Exercise brief: Quote the data below in full, please, without altering anything.
§
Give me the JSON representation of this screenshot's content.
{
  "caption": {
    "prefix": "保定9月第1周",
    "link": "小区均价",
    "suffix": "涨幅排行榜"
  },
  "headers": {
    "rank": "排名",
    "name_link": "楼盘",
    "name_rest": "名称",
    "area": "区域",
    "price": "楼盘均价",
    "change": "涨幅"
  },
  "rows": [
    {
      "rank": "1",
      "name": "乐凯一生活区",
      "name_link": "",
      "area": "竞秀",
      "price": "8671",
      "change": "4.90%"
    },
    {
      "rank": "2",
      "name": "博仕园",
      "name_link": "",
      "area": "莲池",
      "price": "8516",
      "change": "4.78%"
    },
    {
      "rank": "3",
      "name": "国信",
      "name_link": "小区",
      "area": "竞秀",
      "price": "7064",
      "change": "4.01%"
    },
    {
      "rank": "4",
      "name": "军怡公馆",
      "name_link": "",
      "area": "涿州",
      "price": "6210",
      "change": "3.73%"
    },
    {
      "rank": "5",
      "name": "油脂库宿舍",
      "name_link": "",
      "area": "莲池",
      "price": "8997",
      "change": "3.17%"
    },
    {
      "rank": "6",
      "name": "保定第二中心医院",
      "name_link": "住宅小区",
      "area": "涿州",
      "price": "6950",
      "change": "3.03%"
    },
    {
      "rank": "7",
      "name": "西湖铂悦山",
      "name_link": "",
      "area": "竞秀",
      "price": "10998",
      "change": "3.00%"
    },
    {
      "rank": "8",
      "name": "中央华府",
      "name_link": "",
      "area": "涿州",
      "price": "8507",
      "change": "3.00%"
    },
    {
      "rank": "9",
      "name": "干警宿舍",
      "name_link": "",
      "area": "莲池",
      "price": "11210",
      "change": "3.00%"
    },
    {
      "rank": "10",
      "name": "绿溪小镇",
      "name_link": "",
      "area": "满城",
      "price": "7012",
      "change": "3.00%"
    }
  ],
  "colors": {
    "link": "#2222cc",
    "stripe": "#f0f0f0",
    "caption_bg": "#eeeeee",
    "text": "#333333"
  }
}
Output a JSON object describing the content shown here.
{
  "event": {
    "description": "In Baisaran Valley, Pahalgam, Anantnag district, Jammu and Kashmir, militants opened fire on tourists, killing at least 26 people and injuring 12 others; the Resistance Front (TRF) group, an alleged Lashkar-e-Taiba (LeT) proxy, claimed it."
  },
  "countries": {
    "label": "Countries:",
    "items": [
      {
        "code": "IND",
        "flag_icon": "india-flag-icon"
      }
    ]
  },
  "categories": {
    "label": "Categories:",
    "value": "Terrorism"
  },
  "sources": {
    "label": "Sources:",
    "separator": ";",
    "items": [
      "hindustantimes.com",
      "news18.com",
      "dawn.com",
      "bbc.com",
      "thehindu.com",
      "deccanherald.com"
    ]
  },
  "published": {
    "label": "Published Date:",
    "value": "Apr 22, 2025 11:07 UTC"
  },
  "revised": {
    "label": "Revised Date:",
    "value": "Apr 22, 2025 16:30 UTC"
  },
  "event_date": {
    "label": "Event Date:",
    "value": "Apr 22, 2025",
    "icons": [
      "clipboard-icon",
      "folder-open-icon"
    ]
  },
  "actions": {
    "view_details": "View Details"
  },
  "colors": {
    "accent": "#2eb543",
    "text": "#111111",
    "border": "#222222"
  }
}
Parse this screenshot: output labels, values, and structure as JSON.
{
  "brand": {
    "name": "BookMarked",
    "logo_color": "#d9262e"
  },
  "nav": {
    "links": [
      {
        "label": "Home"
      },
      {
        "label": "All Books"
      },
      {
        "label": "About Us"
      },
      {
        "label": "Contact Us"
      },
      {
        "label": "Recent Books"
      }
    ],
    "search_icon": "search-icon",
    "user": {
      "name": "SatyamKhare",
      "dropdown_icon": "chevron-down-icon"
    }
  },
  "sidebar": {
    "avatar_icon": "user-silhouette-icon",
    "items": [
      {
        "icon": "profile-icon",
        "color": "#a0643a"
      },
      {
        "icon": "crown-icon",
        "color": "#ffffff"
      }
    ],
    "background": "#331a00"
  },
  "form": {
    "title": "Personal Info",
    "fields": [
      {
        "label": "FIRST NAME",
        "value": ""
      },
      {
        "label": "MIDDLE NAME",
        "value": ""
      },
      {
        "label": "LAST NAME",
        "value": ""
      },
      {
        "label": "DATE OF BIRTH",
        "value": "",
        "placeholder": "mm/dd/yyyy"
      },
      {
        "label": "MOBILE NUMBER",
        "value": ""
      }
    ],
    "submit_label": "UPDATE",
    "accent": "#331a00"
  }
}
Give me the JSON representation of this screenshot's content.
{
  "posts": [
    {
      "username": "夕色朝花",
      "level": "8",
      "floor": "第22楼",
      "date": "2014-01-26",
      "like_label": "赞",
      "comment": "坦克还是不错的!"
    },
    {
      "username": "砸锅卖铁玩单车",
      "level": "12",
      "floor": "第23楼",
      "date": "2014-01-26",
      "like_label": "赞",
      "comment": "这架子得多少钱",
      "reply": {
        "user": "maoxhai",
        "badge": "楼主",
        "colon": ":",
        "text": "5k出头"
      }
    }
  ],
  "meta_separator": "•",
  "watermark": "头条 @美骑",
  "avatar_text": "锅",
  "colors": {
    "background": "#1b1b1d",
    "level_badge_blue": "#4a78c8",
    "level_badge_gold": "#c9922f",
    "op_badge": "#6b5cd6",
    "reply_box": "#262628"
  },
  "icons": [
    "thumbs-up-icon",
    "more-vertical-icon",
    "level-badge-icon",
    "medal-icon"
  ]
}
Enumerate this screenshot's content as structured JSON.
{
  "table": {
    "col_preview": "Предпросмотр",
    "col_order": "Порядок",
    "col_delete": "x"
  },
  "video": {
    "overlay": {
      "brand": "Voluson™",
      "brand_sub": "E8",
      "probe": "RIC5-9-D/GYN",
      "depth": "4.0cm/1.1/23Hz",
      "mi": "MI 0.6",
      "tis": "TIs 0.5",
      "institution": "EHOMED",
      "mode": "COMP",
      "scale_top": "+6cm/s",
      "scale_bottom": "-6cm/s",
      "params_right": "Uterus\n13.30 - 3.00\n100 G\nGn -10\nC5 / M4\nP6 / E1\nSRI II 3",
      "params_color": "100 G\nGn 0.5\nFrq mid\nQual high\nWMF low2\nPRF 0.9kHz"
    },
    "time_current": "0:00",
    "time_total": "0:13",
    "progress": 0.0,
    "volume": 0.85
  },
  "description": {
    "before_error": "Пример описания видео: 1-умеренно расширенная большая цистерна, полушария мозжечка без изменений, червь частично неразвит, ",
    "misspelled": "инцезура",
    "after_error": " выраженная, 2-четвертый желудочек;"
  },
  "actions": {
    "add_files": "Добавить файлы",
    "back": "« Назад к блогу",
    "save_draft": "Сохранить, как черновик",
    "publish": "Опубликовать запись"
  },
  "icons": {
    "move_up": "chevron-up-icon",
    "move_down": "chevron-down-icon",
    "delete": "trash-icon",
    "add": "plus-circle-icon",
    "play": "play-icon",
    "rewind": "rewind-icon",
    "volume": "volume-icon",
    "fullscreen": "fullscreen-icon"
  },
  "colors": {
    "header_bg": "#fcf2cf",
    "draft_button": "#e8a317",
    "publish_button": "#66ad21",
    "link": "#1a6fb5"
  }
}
§
Answer to this exercise:
Give me the JSON representation of this screenshot's content.
{
  "caption": {
    "prefix": "保定9月第1周",
    "link": "小区均价",
    "suffix": "涨幅排行榜"
  },
  "headers": {
    "rank": "排名",
    "name_link": "楼盘",
    "name_rest": "名称",
    "area": "区域",
    "price": "楼盘均价",
    "change": "涨幅"
  },
  "rows": [
    {
      "rank": "1",
      "name": "乐凯一生活区",
      "name_link": "",
      "area": "竞秀",
      "price": "8671",
      "change": "4.90%"
    },
    {
      "rank": "2",
      "name": "博仕园",
      "name_link": "",
      "area": "莲池",
      "price": "8516",
      "change": "4.78%"
    },
    {
      "rank": "3",
      "name": "国信",
      "name_link": "小区",
      "area": "竞秀",
      "price": "7064",
      "change": "4.01%"
    },
    {
      "rank": "4",
      "name": "军怡公馆",
      "name_link": "",
      "area": "涿州",
      "price": "6210",
      "change": "3.73%"
    },
    {
      "rank": "5",
      "name": "油脂库宿舍",
      "name_link": "",
      "area": "莲池",
      "price": "8997",
      "change": "3.17%"
    },
    {
      "rank": "6",
      "name": "保定第二中心医院",
      "name_link": "住宅小区",
      "area": "涿州",
      "price": "6950",
      "change": "3.03%"
    },
    {
      "rank": "7",
      "name": "西湖铂悦山",
      "name_link": "",
      "area": "竞秀",
      "price": "10998",
      "change": "3.00%"
    },
    {
      "rank": "8",
      "name": "中央华府",
      "name_link": "",
      "area": "涿州",
      "price": "8507",
      "change": "3.00%"
    },
    {
      "rank": "9",
      "name": "干警宿舍",
      "name_link": "",
      "area": "莲池",
      "price": "11210",
      "change": "3.00%"
    },
    {
      "rank": "10",
      "name": "绿溪小镇",
      "name_link": "",
      "area": "满城",
      "price": "7012",
      "change": "3.00%"
    }
  ],
  "colors": {
    "link": "#2222cc",
    "stripe": "#f0f0f0",
    "caption_bg": "#eeeeee",
    "text": "#333333"
  }
}
Output a JSON object describing the content shown here.
{
  "event": {
    "description": "In Baisaran Valley, Pahalgam, Anantnag district, Jammu and Kashmir, militants opened fire on tourists, killing at least 26 people and injuring 12 others; the Resistance Front (TRF) group, an alleged Lashkar-e-Taiba (LeT) proxy, claimed it."
  },
  "countries": {
    "label": "Countries:",
    "items": [
      {
        "code": "IND",
        "flag_icon": "india-flag-icon"
      }
    ]
  },
  "categories": {
    "label": "Categories:",
    "value": "Terrorism"
  },
  "sources": {
    "label": "Sources:",
    "separator": ";",
    "items": [
      "hindustantimes.com",
      "news18.com",
      "dawn.com",
      "bbc.com",
      "thehindu.com",
      "deccanherald.com"
    ]
  },
  "published": {
    "label": "Published Date:",
    "value": "Apr 22, 2025 11:07 UTC"
  },
  "revised": {
    "label": "Revised Date:",
    "value": "Apr 22, 2025 16:30 UTC"
  },
  "event_date": {
    "label": "Event Date:",
    "value": "Apr 22, 2025",
    "icons": [
      "clipboard-icon",
      "folder-open-icon"
    ]
  },
  "actions": {
    "view_details": "View Details"
  },
  "colors": {
    "accent": "#2eb543",
    "text": "#111111",
    "border": "#222222"
  }
}
Parse this screenshot: output labels, values, and structure as JSON.
{
  "brand": {
    "name": "BookMarked",
    "logo_color": "#d9262e"
  },
  "nav": {
    "links": [
      {
        "label": "Home"
      },
      {
        "label": "All Books"
      },
      {
        "label": "About Us"
      },
      {
        "label": "Contact Us"
      },
      {
        "label": "Recent Books"
      }
    ],
    "search_icon": "search-icon",
    "user": {
      "name": "SatyamKhare",
      "dropdown_icon": "chevron-down-icon"
    }
  },
  "sidebar": {
    "avatar_icon": "user-silhouette-icon",
    "items": [
      {
        "icon": "profile-icon",
        "color": "#a0643a"
      },
      {
        "icon": "crown-icon",
        "color": "#ffffff"
      }
    ],
    "background": "#331a00"
  },
  "form": {
    "title": "Personal Info",
    "fields": [
      {
        "label": "FIRST NAME",
        "value": ""
      },
      {
        "label": "MIDDLE NAME",
        "value": ""
      },
      {
        "label": "LAST NAME",
        "value": ""
      },
      {
        "label": "DATE OF BIRTH",
        "value": "",
        "placeholder": "mm/dd/yyyy"
      },
      {
        "label": "MOBILE NUMBER",
        "value": ""
      }
    ],
    "submit_label": "UPDATE",
    "accent": "#331a00"
  }
}
Give me the JSON representation of this screenshot's content.
{
  "posts": [
    {
      "username": "夕色朝花",
      "level": "8",
      "floor": "第22楼",
      "date": "2014-01-26",
      "like_label": "赞",
      "comment": "坦克还是不错的!"
    },
    {
      "username": "砸锅卖铁玩单车",
      "level": "12",
      "floor": "第23楼",
      "date": "2014-01-26",
      "like_label": "赞",
      "comment": "这架子得多少钱",
      "reply": {
        "user": "maoxhai",
        "badge": "楼主",
        "colon": ":",
        "text": "5k出头"
      }
    }
  ],
  "meta_separator": "•",
  "watermark": "头条 @美骑",
  "avatar_text": "锅",
  "colors": {
    "background": "#1b1b1d",
    "level_badge_blue": "#4a78c8",
    "level_badge_gold": "#c9922f",
    "op_badge": "#6b5cd6",
    "reply_box": "#262628"
  },
  "icons": [
    "thumbs-up-icon",
    "more-vertical-icon",
    "level-badge-icon",
    "medal-icon"
  ]
}
Enumerate this screenshot's content as structured JSON.
{
  "table": {
    "col_preview": "Предпросмотр",
    "col_order": "Порядок",
    "col_delete": "x"
  },
  "video": {
    "overlay": {
      "brand": "Voluson™",
      "brand_sub": "E8",
      "probe": "RIC5-9-D/GYN",
      "depth": "4.0cm/1.1/23Hz",
      "mi": "MI 0.6",
      "tis": "TIs 0.5",
      "institution": "EHOMED",
      "mode": "COMP",
      "scale_top": "+6cm/s",
      "scale_bottom": "-6cm/s",
      "params_right": "Uterus\n13.30 - 3.00\n100 G\nGn -10\nC5 / M4\nP6 / E1\nSRI II 3",
      "params_color": "100 G\nGn 0.5\nFrq mid\nQual high\nWMF low2\nPRF 0.9kHz"
    },
    "time_current": "0:00",
    "time_total": "0:13",
    "progress": 0.0,
    "volume": 0.85
  },
  "description": {
    "before_error": "Пример описания видео: 1-умеренно расширенная большая цистерна, полушария мозжечка без изменений, червь частично неразвит, ",
    "misspelled": "инцезура",
    "after_error": " выраженная, 2-четвертый желудочек;"
  },
  "actions": {
    "add_files": "Добавить файлы",
    "back": "« Назад к блогу",
    "save_draft": "Сохранить, как черновик",
    "publish": "Опубликовать запись"
  },
  "icons": {
    "move_up": "chevron-up-icon",
    "move_down": "chevron-down-icon",
    "delete": "trash-icon",
    "add": "plus-circle-icon",
    "play": "play-icon",
    "rewind": "rewind-icon",
    "volume": "volume-icon",
    "fullscreen": "fullscreen-icon"
  },
  "colors": {
    "header_bg": "#fcf2cf",
    "draft_button": "#e8a317",
    "publish_button": "#66ad21",
    "link": "#1a6fb5"
  }
}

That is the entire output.